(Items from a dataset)
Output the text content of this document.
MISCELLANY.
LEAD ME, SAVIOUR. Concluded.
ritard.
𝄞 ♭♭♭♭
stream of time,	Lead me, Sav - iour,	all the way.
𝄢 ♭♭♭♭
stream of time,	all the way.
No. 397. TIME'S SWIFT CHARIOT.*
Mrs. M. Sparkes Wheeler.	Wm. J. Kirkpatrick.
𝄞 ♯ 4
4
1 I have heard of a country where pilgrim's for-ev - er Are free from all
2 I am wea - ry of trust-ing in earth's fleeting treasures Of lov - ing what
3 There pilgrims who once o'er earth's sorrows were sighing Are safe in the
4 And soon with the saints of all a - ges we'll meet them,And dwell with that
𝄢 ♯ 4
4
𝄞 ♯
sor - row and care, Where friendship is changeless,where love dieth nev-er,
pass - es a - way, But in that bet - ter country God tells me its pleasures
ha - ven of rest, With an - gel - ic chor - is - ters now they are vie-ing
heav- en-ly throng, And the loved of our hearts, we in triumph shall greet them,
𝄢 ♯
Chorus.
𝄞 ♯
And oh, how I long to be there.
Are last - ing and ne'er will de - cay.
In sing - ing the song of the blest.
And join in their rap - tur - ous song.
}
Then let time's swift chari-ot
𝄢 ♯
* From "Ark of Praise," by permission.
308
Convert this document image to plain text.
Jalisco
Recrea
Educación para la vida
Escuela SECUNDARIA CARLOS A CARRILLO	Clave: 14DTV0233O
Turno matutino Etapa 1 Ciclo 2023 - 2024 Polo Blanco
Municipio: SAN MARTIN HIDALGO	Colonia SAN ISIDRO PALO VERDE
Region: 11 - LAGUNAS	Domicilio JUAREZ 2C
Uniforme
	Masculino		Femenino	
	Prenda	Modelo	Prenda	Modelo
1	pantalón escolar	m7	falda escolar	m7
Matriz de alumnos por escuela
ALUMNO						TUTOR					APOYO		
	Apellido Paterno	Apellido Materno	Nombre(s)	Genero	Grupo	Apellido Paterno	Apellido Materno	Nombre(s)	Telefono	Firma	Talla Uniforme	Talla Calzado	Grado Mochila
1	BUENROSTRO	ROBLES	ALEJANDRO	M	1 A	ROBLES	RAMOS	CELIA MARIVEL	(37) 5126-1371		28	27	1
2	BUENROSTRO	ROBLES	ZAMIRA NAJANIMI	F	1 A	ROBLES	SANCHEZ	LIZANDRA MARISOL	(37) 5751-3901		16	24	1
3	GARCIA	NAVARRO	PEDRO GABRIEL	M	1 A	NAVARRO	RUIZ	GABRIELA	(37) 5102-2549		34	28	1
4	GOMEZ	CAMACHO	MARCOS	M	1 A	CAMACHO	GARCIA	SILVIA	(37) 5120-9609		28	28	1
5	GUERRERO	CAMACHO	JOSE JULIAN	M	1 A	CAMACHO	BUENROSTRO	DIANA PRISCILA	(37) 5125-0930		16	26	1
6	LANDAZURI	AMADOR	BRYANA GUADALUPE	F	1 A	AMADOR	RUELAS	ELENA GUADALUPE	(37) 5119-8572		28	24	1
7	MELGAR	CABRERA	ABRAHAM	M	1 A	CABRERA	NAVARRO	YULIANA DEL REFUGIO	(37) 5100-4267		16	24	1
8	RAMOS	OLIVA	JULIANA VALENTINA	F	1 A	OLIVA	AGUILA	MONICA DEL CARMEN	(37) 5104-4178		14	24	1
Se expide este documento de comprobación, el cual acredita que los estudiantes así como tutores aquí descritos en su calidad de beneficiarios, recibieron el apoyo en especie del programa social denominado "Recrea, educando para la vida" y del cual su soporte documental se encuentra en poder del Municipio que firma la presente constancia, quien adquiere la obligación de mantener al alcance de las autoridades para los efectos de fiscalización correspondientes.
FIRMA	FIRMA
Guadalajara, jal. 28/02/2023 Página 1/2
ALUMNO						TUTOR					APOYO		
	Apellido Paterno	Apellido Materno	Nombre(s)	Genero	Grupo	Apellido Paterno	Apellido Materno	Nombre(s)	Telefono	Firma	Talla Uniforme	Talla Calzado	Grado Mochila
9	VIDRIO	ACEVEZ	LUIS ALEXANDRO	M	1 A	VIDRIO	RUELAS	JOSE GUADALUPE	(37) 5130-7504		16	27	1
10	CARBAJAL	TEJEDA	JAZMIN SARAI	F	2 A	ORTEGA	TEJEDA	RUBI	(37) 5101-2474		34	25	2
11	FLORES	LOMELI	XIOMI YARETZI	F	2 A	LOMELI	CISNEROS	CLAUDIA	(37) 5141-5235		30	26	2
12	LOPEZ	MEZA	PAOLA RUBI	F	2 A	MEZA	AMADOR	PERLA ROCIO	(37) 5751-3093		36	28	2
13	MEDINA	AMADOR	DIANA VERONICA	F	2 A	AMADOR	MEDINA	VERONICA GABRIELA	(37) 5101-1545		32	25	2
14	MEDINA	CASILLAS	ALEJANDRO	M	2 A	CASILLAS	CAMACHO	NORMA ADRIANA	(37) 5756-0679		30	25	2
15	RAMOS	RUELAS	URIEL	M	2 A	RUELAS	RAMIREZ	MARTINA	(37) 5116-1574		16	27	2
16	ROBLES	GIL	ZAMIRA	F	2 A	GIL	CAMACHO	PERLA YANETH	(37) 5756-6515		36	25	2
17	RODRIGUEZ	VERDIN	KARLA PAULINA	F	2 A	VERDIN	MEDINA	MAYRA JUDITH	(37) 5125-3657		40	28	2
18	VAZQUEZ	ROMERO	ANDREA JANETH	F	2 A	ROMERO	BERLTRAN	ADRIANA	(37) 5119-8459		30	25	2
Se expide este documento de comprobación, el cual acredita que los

▶ Problem to work on:
Emit the full listing verbatim.

▶ Written response:
Output the text content of this document.
MISCELLANY.
LEAD ME, SAVIOUR. Concluded.
ritard.
𝄞 ♭♭♭♭
stream of time,	Lead me, Sav - iour,	all the way.
𝄢 ♭♭♭♭
stream of time,	all the way.
No. 397. TIME'S SWIFT CHARIOT.*
Mrs. M. Sparkes Wheeler.	Wm. J. Kirkpatrick.
𝄞 ♯ 4
4
1 I have heard of a country where pilgrim's for-ev - er Are free from all
2 I am wea - ry of trust-ing in earth's fleeting treasures Of lov - ing what
3 There pilgrims who once o'er earth's sorrows were sighing Are safe in the
4 And soon with the saints of all a - ges we'll meet them,And dwell with that
𝄢 ♯ 4
4
𝄞 ♯
sor - row and care, Where friendship is changeless,where love dieth nev-er,
pass - es a - way, But in that bet - ter country God tells me its pleasures
ha - ven of rest, With an - gel - ic chor - is - ters now they are vie-ing
heav- en-ly throng, And the loved of our hearts, we in triumph shall greet them,
𝄢 ♯
Chorus.
𝄞 ♯
And oh, how I long to be there.
Are last - ing and ne'er will de - cay.
In sing - ing the song of the blest.
And join in their rap - tur - ous song.
}
Then let time's swift chari-ot
𝄢 ♯
* From "Ark of Praise," by permission.
308
Convert this document image to plain text.
Jalisco
Recrea
Educación para la vida
Escuela SECUNDARIA CARLOS A CARRILLO	Clave: 14DTV0233O
Turno matutino Etapa 1 Ciclo 2023 - 2024 Polo Blanco
Municipio: SAN MARTIN HIDALGO	Colonia SAN ISIDRO PALO VERDE
Region: 11 - LAGUNAS	Domicilio JUAREZ 2C
Uniforme
	Masculino		Femenino	
	Prenda	Modelo	Prenda	Modelo
1	pantalón escolar	m7	falda escolar	m7
Matriz de alumnos por escuela
ALUMNO						TUTOR					APOYO		
	Apellido Paterno	Apellido Materno	Nombre(s)	Genero	Grupo	Apellido Paterno	Apellido Materno	Nombre(s)	Telefono	Firma	Talla Uniforme	Talla Calzado	Grado Mochila
1	BUENROSTRO	ROBLES	ALEJANDRO	M	1 A	ROBLES	RAMOS	CELIA MARIVEL	(37) 5126-1371		28	27	1
2	BUENROSTRO	ROBLES	ZAMIRA NAJANIMI	F	1 A	ROBLES	SANCHEZ	LIZANDRA MARISOL	(37) 5751-3901		16	24	1
3	GARCIA	NAVARRO	PEDRO GABRIEL	M	1 A	NAVARRO	RUIZ	GABRIELA	(37) 5102-2549		34	28	1
4	GOMEZ	CAMACHO	MARCOS	M	1 A	CAMACHO	GARCIA	SILVIA	(37) 5120-9609		28	28	1
5	GUERRERO	CAMACHO	JOSE JULIAN	M	1 A	CAMACHO	BUENROSTRO	DIANA PRISCILA	(37) 5125-0930		16	26	1
6	LANDAZURI	AMADOR	BRYANA GUADALUPE	F	1 A	AMADOR	RUELAS	ELENA GUADALUPE	(37) 5119-8572		28	24	1
7	MELGAR	CABRERA	ABRAHAM	M	1 A	CABRERA	NAVARRO	YULIANA DEL REFUGIO	(37) 5100-4267		16	24	1
8	RAMOS	OLIVA	JULIANA VALENTINA	F	1 A	OLIVA	AGUILA	MONICA DEL CARMEN	(37) 5104-4178		14	24	1
Se expide este documento de comprobación, el cual acredita que los estudiantes así como tutores aquí descritos en su calidad de beneficiarios, recibieron el apoyo en especie del programa social denominado "Recrea, educando para la vida" y del cual su soporte documental se encuentra en poder del Municipio que firma la presente constancia, quien adquiere la obligación de mantener al alcance de las autoridades para los efectos de fiscalización correspondientes.
FIRMA	FIRMA
Guadalajara, jal. 28/02/2023 Página 1/2
ALUMNO						TUTOR					APOYO		
	Apellido Paterno	Apellido Materno	Nombre(s)	Genero	Grupo	Apellido Paterno	Apellido Materno	Nombre(s)	Telefono	Firma	Talla Uniforme	Talla Calzado	Grado Mochila
9	VIDRIO	ACEVEZ	LUIS ALEXANDRO	M	1 A	VIDRIO	RUELAS	JOSE GUADALUPE	(37) 5130-7504		16	27	1
10	CARBAJAL	TEJEDA	JAZMIN SARAI	F	2 A	ORTEGA	TEJEDA	RUBI	(37) 5101-2474		34	25	2
11	FLORES	LOMELI	XIOMI YARETZI	F	2 A	LOMELI	CISNEROS	CLAUDIA	(37) 5141-5235		30	26	2
12	LOPEZ	MEZA	PAOLA RUBI	F	2 A	MEZA	AMADOR	PERLA ROCIO	(37) 5751-3093		36	28	2
13	MEDINA	AMADOR	DIANA VERONICA	F	2 A	AMADOR	MEDINA	VERONICA GABRIELA	(37) 5101-1545		32	25	2
14	MEDINA	CASILLAS	ALEJANDRO	M	2 A	CASILLAS	CAMACHO	NORMA ADRIANA	(37) 5756-0679		30	25	2
15	RAMOS	RUELAS	URIEL	M	2 A	RUELAS	RAMIREZ	MARTINA	(37) 5116-1574		16	27	2
16	ROBLES	GIL	ZAMIRA	F	2 A	GIL	CAMACHO	PERLA YANETH	(37) 5756-6515		36	25	2
17	RODRIGUEZ	VERDIN	KARLA PAULINA	F	2 A	VERDIN	MEDINA	MAYRA JUDITH	(37) 5125-3657		40	28	2
18	VAZQUEZ	ROMERO	ANDREA JANETH	F	2 A	ROMERO	BERLTRAN	ADRIANA	(37) 5119-8459		30	25	2
Se expide este documento de comprobación, el cual acredita que los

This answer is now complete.